→ EXERCISE GOAL
Omit every picture while repeating the entries exactly.

→ EXERCISE INPUT
■ ■ ■ ■ ■ ■ ■
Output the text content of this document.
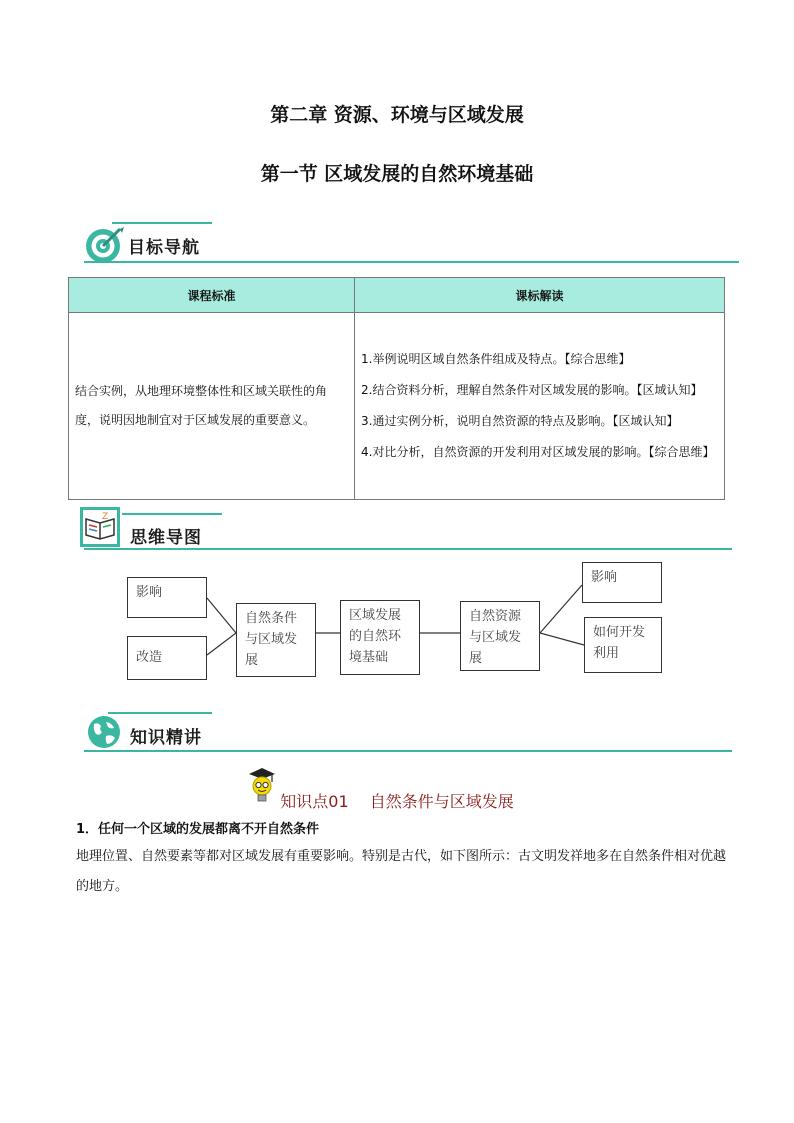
第二章 资源、环境与区域发展
第一节 区域发展的自然环境基础
目标导航
课程标准	课标解读
结合实例，从地理环境整体性和区域关联性的角度，说明因地制宜对于区域发展的重要意义。	1.举例说明区域自然条件组成及特点。【综合思维】
2.结合资料分析，理解自然条件对区域发展的影响。【区域认知】
3.通过实例分析，说明自然资源的特点及影响。【区域认知】
4.对比分析，自然资源的开发利用对区域发展的影响。【综合思维】
Z
思维导图
影响
改造
自然条件与区域发展
区域发展的自然环境基础
自然资源与区域发展
影响
如何开发利用
知识精讲
知识点01　 自然条件与区域发展
1．任何一个区域的发展都离不开自然条件
地理位置、自然要素等都对区域发展有重要影响。特别是古代，如下图所示：古文明发祥地多在自然条件相对优越的地方。
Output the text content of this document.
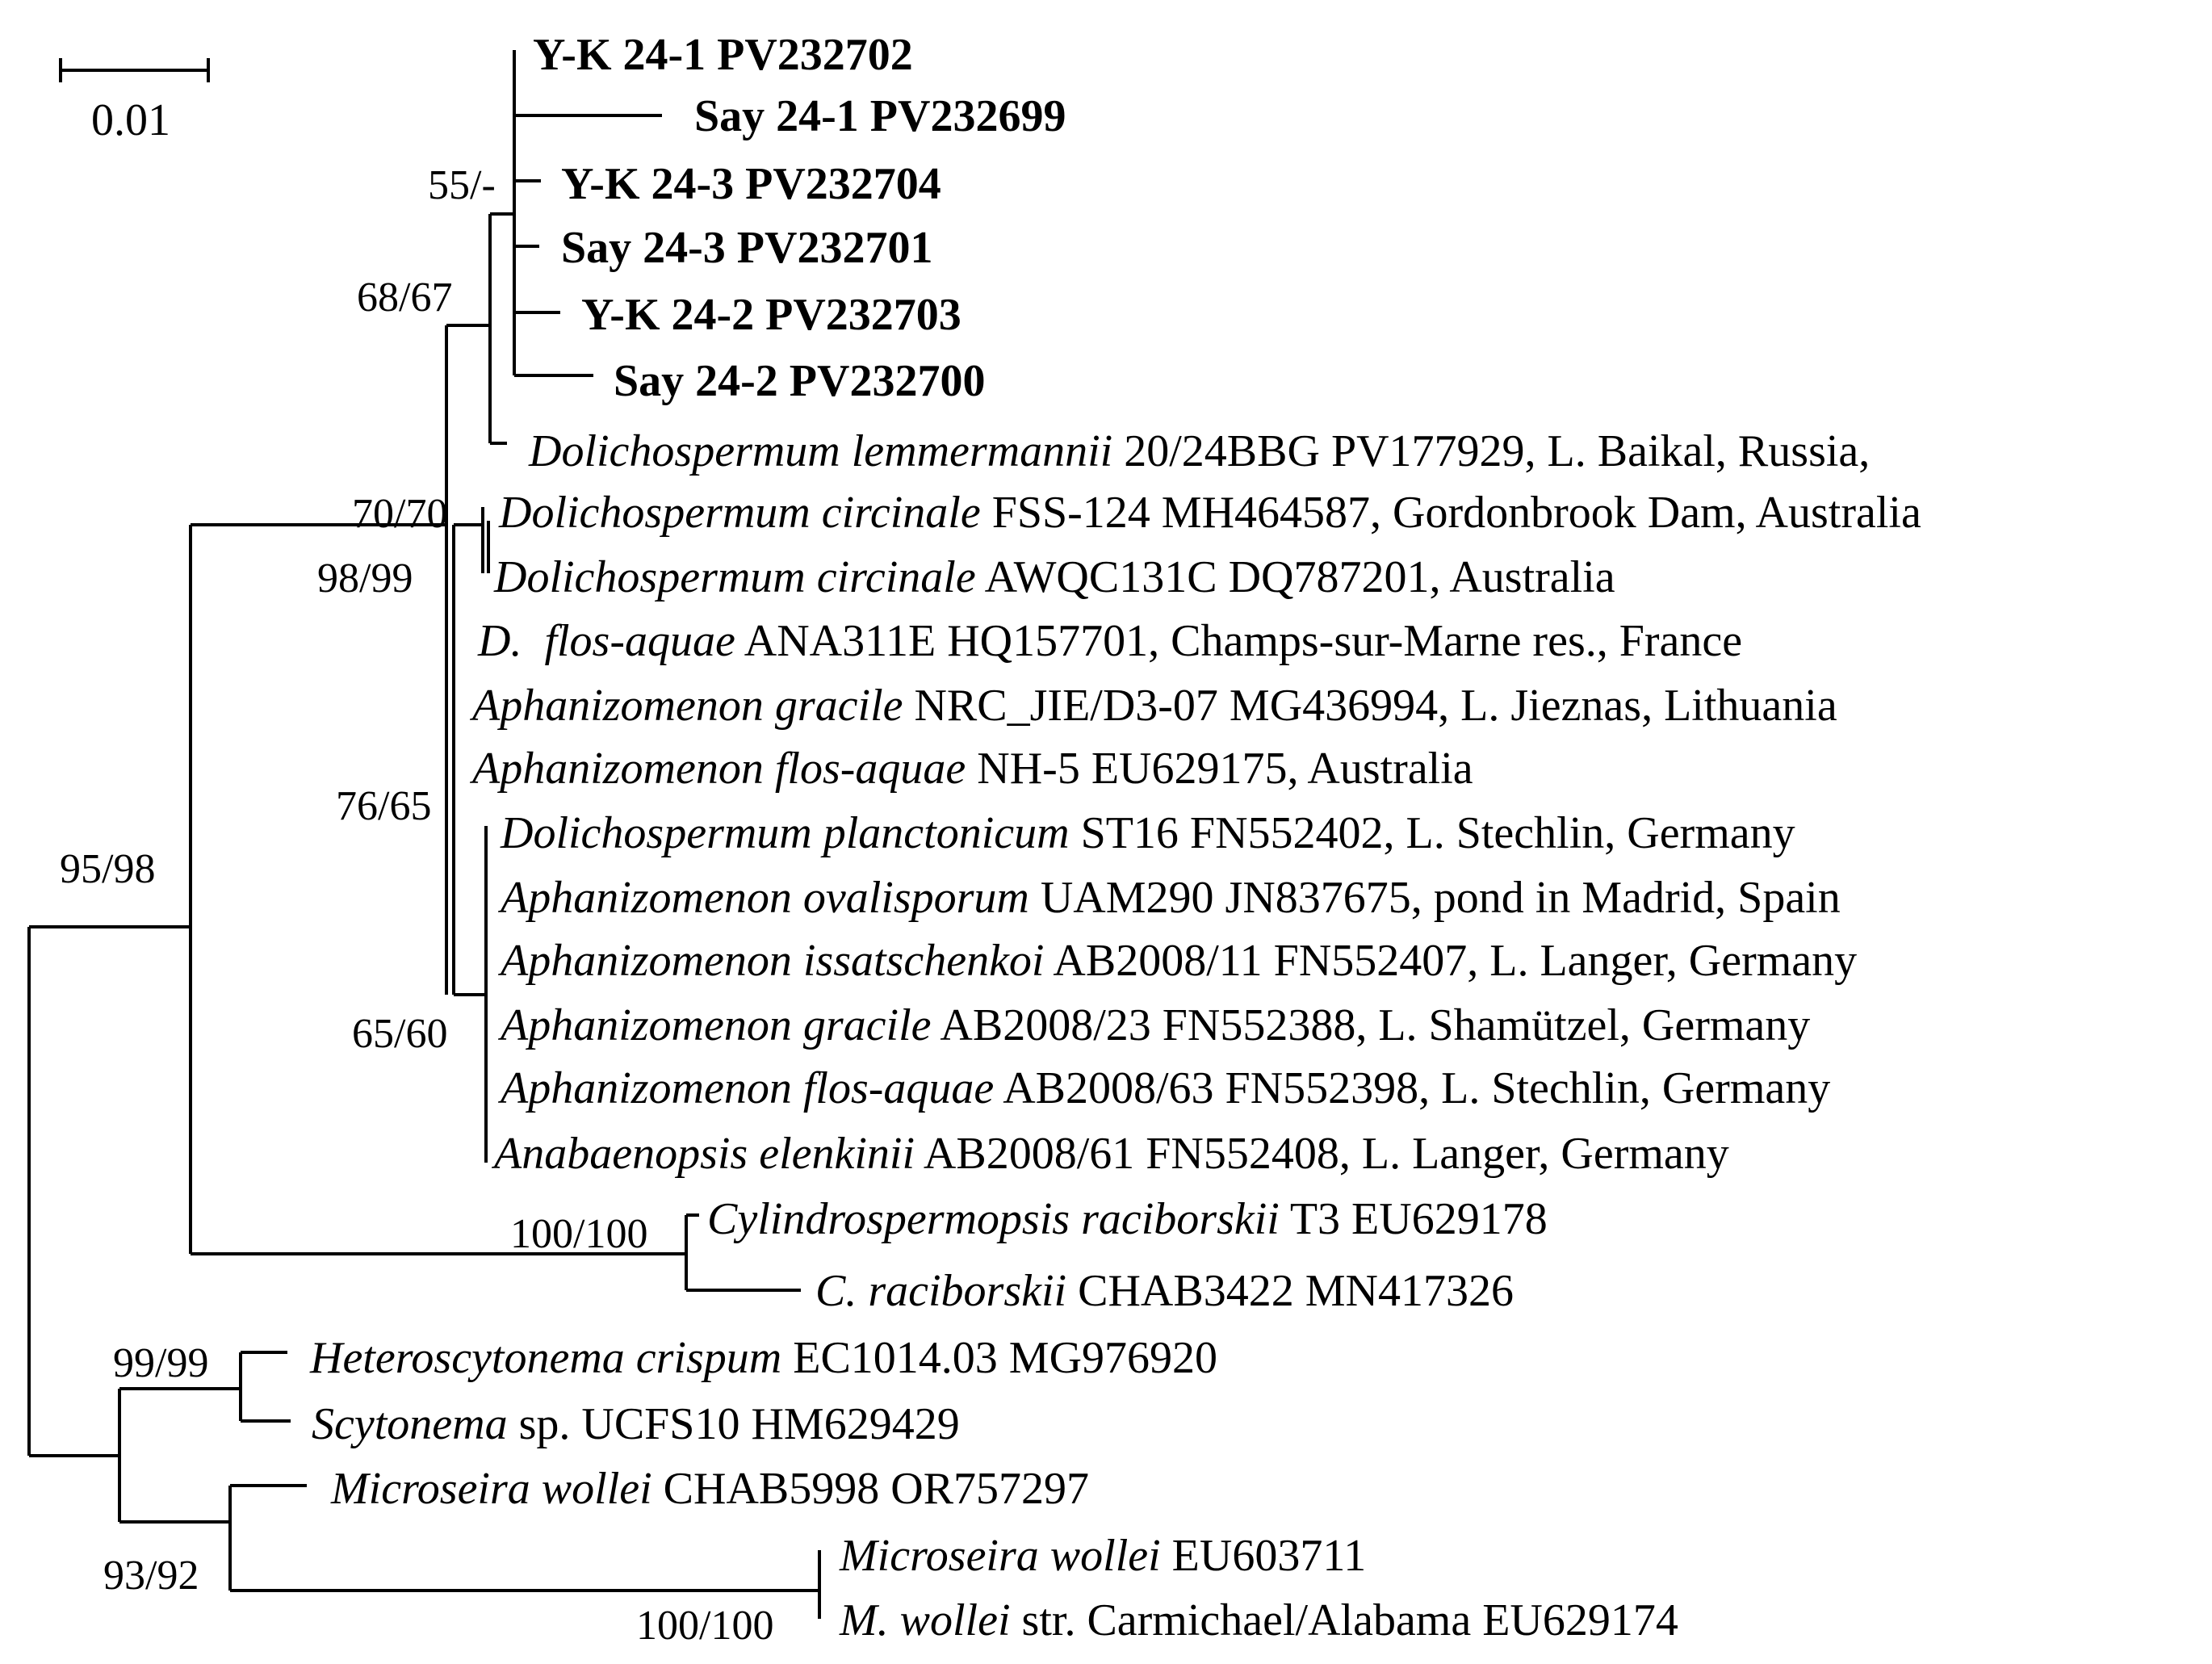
0.01
Y-K 24-1 PV232702
Say 24-1 PV232699
Y-K 24-3 PV232704
Say 24-3 PV232701
Y-K 24-2 PV232703
Say 24-2 PV232700
Dolichospermum lemmermannii 20/24BBG PV177929, L. Baikal, Russia,
Dolichospermum circinale FSS-124 MH464587, Gordonbrook Dam, Australia
Dolichospermum circinale AWQC131C DQ787201, Australia
D.  flos-aquae ANA311E HQ157701, Champs-sur-Marne res., France
Aphanizomenon gracile NRC_JIE/D3-07 MG436994, L. Jieznas, Lithuania
Aphanizomenon flos-aquae NH-5 EU629175, Australia
Dolichospermum planctonicum ST16 FN552402, L. Stechlin, Germany
Aphanizomenon ovalisporum UAM290 JN837675, pond in Madrid, Spain
Aphanizomenon issatschenkoi AB2008/11 FN552407, L. Langer, Germany
Aphanizomenon gracile AB2008/23 FN552388, L. Shamützel, Germany
Aphanizomenon flos-aquae AB2008/63 FN552398, L. Stechlin, Germany
Anabaenopsis elenkinii AB2008/61 FN552408, L. Langer, Germany
Cylindrospermopsis raciborskii T3 EU629178
C. raciborskii CHAB3422 MN417326
Heteroscytonema crispum EC1014.03 MG976920
Scytonema sp. UCFS10 HM629429
Microseira wollei CHAB5998 OR757297
Microseira wollei EU603711
M. wollei str. Carmichael/Alabama EU629174
55/-
68/67
70/70
98/99
76/65
65/60
95/98
100/100
99/99
93/92
100/100
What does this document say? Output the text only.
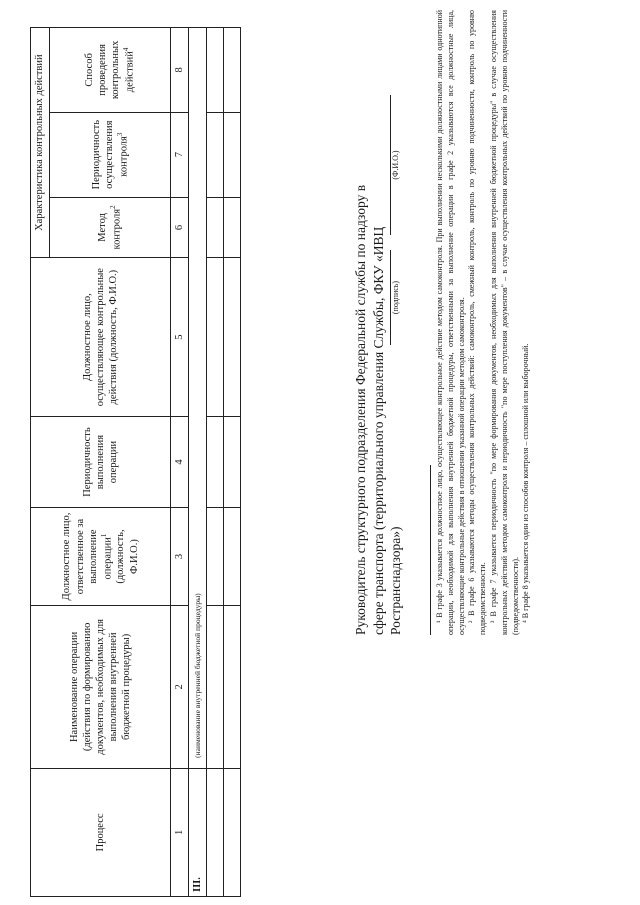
Процесс	Наименование операции (действия по формированию документов, необходимых для выполнения внутренней бюджетной процедуры)	Должностное лицо, ответственное за выполнение операции$^1$ (должность, Ф.И.О.)	Периодичность выполнения операции	Должностное лицо, осуществляющее контрольные действия (должность, Ф.И.О.)	Характеристика контрольных действий		
					Метод контроля$^2$	Периодичность осуществления контроля$^3$	Способ проведения контрольных действий$^4$
1	2	3	4	5	6	7	8
III.	(наименование внутренней бюджетной процедуры)						

Руководитель структурного подразделения Федеральной службы по надзору в сфере транспорта (территориального управления Службы, ФКУ «ИВЦ Ространснадзора»)
(подпись)
(Ф.И.О.)	¹ В графе 3 указывается должностное лицо, осуществляющее контрольное действие методом самоконтроля. При выполнении несколькими должностными лицами однотипной операции, необходимой для выполнения внутренней бюджетной процедуры, ответственными за выполнение операции в графе 2 указываются все должностные лица, осуществляющие контрольные действия в отношении указанной операции методом самоконтроля. ² В графе 6 указываются методы осуществления контрольных действий: самоконтроль, смежный контроль, контроль по уровню подчиненности, контроль по уровню подведомственности. ³ В графе 7 указывается периодичность "по мере формирования документов, необходимых для выполнения внутренней бюджетной процедуры" в случае осуществления контрольных действий методом самоконтроля и периодичность "по мере поступления документов" – в случае осуществления контрольных действий по уровню подчиненности (подведомственности). ⁴ В графе 8 указывается один из способов контроля – сплошной или выборочный.
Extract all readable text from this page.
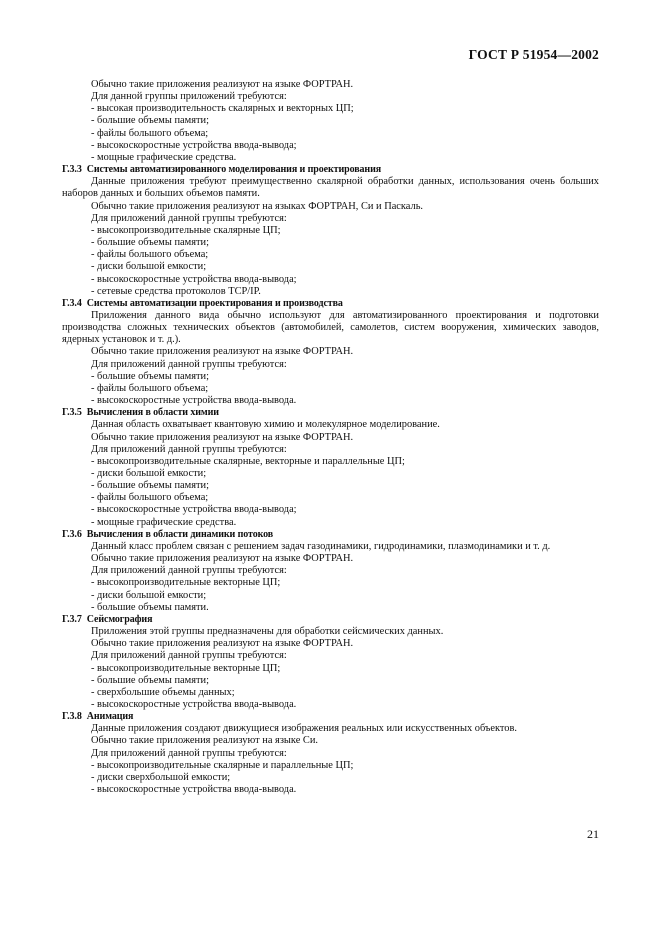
ГОСТ Р 51954—2002

Обычно такие приложения реализуют на языке ФОРТРАН.

Для данной группы приложений требуются:

- высокая производительность скалярных и векторных ЦП;

- большие объемы памяти;

- файлы большого объема;

- высокоскоростные устройства ввода-вывода;

- мощные графические средства.

Г.3.3 Системы автоматизированного моделирования и проектирования

Данные приложения требуют преимущественно скалярной обработки данных, использования очень больших наборов данных и больших объемов памяти.

Обычно такие приложения реализуют на языках ФОРТРАН, Си и Паскаль.

Для приложений данной группы требуются:

- высокопроизводительные скалярные ЦП;

- большие объемы памяти;

- файлы большого объема;

- диски большой емкости;

- высокоскоростные устройства ввода-вывода;

- сетевые средства протоколов TCP/IP.

Г.3.4 Системы автоматизации проектирования и производства

Приложения данного вида обычно используют для автоматизированного проектирования и подготовки производства сложных технических объектов (автомобилей, самолетов, систем вооружения, химических заводов, ядерных установок и т. д.).

Обычно такие приложения реализуют на языке ФОРТРАН.

Для приложений данной группы требуются:

- большие объемы памяти;

- файлы большого объема;

- высокоскоростные устройства ввода-вывода.

Г.3.5 Вычисления в области химии

Данная область охватывает квантовую химию и молекулярное моделирование.

Обычно такие приложения реализуют на языке ФОРТРАН.

Для приложений данной группы требуются:

- высокопроизводительные скалярные, векторные и параллельные ЦП;

- диски большой емкости;

- большие объемы памяти;

- файлы большого объема;

- высокоскоростные устройства ввода-вывода;

- мощные графические средства.

Г.3.6 Вычисления в области динамики потоков

Данный класс проблем связан с решением задач газодинамики, гидродинамики, плазмодинамики и т. д.

Обычно такие приложения реализуют на языке ФОРТРАН.

Для приложений данной группы требуются:

- высокопроизводительные векторные ЦП;

- диски большой емкости;

- большие объемы памяти.

Г.3.7 Сейсмография

Приложения этой группы предназначены для обработки сейсмических данных.

Обычно такие приложения реализуют на языке ФОРТРАН.

Для приложений данной группы требуются:

- высокопроизводительные векторные ЦП;

- большие объемы памяти;

- сверхбольшие объемы данных;

- высокоскоростные устройства ввода-вывода.

Г.3.8 Анимация

Данные приложения создают движущиеся изображения реальных или искусственных объектов.

Обычно такие приложения реализуют на языке Си.

Для приложений данной группы требуются:

- высокопроизводительные скалярные и параллельные ЦП;

- диски сверхбольшой емкости;

- высокоскоростные устройства ввода-вывода.

21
■ ■ ■ ■ ■ ■ ■
→ EXERCISE ANSWER
Output the text content of this document.
第二章 资源、环境与区域发展
第一节 区域发展的自然环境基础
目标导航
课程标准	课标解读
结合实例，从地理环境整体性和区域关联性的角度，说明因地制宜对于区域发展的重要意义。	1.举例说明区域自然条件组成及特点。【综合思维】
2.结合资料分析，理解自然条件对区域发展的影响。【区域认知】
3.通过实例分析，说明自然资源的特点及影响。【区域认知】
4.对比分析，自然资源的开发利用对区域发展的影响。【综合思维】
Z
思维导图
影响
改造
自然条件与区域发展
区域发展的自然环境基础
自然资源与区域发展
影响
如何开发利用
知识精讲
知识点01　 自然条件与区域发展
1．任何一个区域的发展都离不开自然条件
地理位置、自然要素等都对区域发展有重要影响。特别是古代，如下图所示：古文明发祥地多在自然条件相对优越的地方。
Output the text content of this document.
0.01
Y-K 24-1 PV232702
Say 24-1 PV232699
Y-K 24-3 PV232704
Say 24-3 PV232701
Y-K 24-2 PV232703
Say 24-2 PV232700
Dolichospermum lemmermannii 20/24BBG PV177929, L. Baikal, Russia,
Dolichospermum circinale FSS-124 MH464587, Gordonbrook Dam, Australia
Dolichospermum circinale AWQC131C DQ787201, Australia
D.  flos-aquae ANA311E HQ157701, Champs-sur-Marne res., France
Aphanizomenon gracile NRC_JIE/D3-07 MG436994, L. Jieznas, Lithuania
Aphanizomenon flos-aquae NH-5 EU629175, Australia
Dolichospermum planctonicum ST16 FN552402, L. Stechlin, Germany
Aphanizomenon ovalisporum UAM290 JN837675, pond in Madrid, Spain
Aphanizomenon issatschenkoi AB2008/11 FN552407, L. Langer, Germany
Aphanizomenon gracile AB2008/23 FN552388, L. Shamützel, Germany
Aphanizomenon flos-aquae AB2008/63 FN552398, L. Stechlin, Germany
Anabaenopsis elenkinii AB2008/61 FN552408, L. Langer, Germany
Cylindrospermopsis raciborskii T3 EU629178
C. raciborskii CHAB3422 MN417326
Heteroscytonema crispum EC1014.03 MG976920
Scytonema sp. UCFS10 HM629429
Microseira wollei CHAB5998 OR757297
Microseira wollei EU603711
M. wollei str. Carmichael/Alabama EU629174
55/-
68/67
70/70
98/99
76/65
65/60
95/98
100/100
99/99
93/92
100/100
What does this document say? Output the text only.
Процесс	Наименование операции (действия по формированию документов, необходимых для выполнения внутренней бюджетной процедуры)	Должностное лицо, ответственное за выполнение операции$^1$ (должность, Ф.И.О.)	Периодичность выполнения операции	Должностное лицо, осуществляющее контрольные действия (должность, Ф.И.О.)	Характеристика контрольных действий		
					Метод контроля$^2$	Периодичность осуществления контроля$^3$	Способ проведения контрольных действий$^4$
1	2	3	4	5	6	7	8
III.	(наименование внутренней бюджетной процедуры)						

Руководитель структурного подразделения Федеральной службы по надзору в сфере транспорта (территориального управления Службы, ФКУ «ИВЦ Ространснадзора»)
(подпись)
(Ф.И.О.)	¹ В графе 3 указывается должностное лицо, осуществляющее контрольное действие методом самоконтроля. При выполнении несколькими должностными лицами однотипной операции, необходимой для выполнения внутренней бюджетной процедуры, ответственными за выполнение операции в графе 2 указываются все должностные лица, осуществляющие контрольные действия в отношении указанной операции методом самоконтроля. ² В графе 6 указываются методы осуществления контрольных действий: самоконтроль, смежный контроль, контроль по уровню подчиненности, контроль по уровню подведомственности. ³ В графе 7 указывается периодичность "по мере формирования документов, необходимых для выполнения внутренней бюджетной процедуры" в случае осуществления контрольных действий методом самоконтроля и периодичность "по мере поступления документов" – в случае осуществления контрольных действий по уровню подчиненности (подведомственности). ⁴ В графе 8 указывается один из способов контроля – сплошной или выборочный.
Extract all readable text from this page.
ГОСТ Р 51954—2002

Обычно такие приложения реализуют на языке ФОРТРАН.

Для данной группы приложений требуются:

- высокая производительность скалярных и векторных ЦП;

- большие объемы памяти;

- файлы большого объема;

- высокоскоростные устройства ввода-вывода;

- мощные графические средства.

Г.3.3 Системы автоматизированного моделирования и проектирования

Данные приложения требуют преимущественно скалярной обработки данных, использования очень больших наборов данных и больших объемов памяти.

Обычно такие приложения реализуют на языках ФОРТРАН, Си и Паскаль.

Для приложений данной группы требуются:

- высокопроизводительные скалярные ЦП;

- большие объемы памяти;

- файлы большого объема;

- диски большой емкости;

- высокоскоростные устройства ввода-вывода;

- сетевые средства протоколов TCP/IP.

Г.3.4 Системы автоматизации проектирования и производства

Приложения данного вида обычно используют для автоматизированного проектирования и подготовки производства сложных технических объектов (автомобилей, самолетов, систем вооружения, химических заводов, ядерных установок и т. д.).

Обычно такие приложения реализуют на языке ФОРТРАН.

Для приложений данной группы требуются:

- большие объемы памяти;

- файлы большого объема;

- высокоскоростные устройства ввода-вывода.

Г.3.5 Вычисления в области химии

Данная область охватывает квантовую химию и молекулярное моделирование.

Обычно такие приложения реализуют на языке ФОРТРАН.

Для приложений данной группы требуются:

- высокопроизводительные скалярные, векторные и параллельные ЦП;

- диски большой емкости;

- большие объемы памяти;

- файлы большого объема;

- высокоскоростные устройства ввода-вывода;

- мощные графические средства.

Г.3.6 Вычисления в области динамики потоков

Данный класс проблем связан с решением задач газодинамики, гидродинамики, плазмодинамики и т. д.

Обычно такие приложения реализуют на языке ФОРТРАН.

Для приложений данной группы требуются:

- высокопроизводительные векторные ЦП;

- диски большой емкости;

- большие объемы памяти.

Г.3.7 Сейсмография

Приложения этой группы предназначены для обработки сейсмических данных.

Обычно такие приложения реализуют на языке ФОРТРАН.

Для приложений данной группы требуются:

- высокопроизводительные векторные ЦП;

- большие объемы памяти;

- сверхбольшие объемы данных;

- высокоскоростные устройства ввода-вывода.

Г.3.8 Анимация

Данные приложения создают движущиеся изображения реальных или искусственных объектов.

Обычно такие приложения реализуют на языке Си.

Для приложений данной группы требуются:

- высокопроизводительные скалярные и параллельные ЦП;

- диски сверхбольшой емкости;

- высокоскоростные устройства ввода-вывода.

21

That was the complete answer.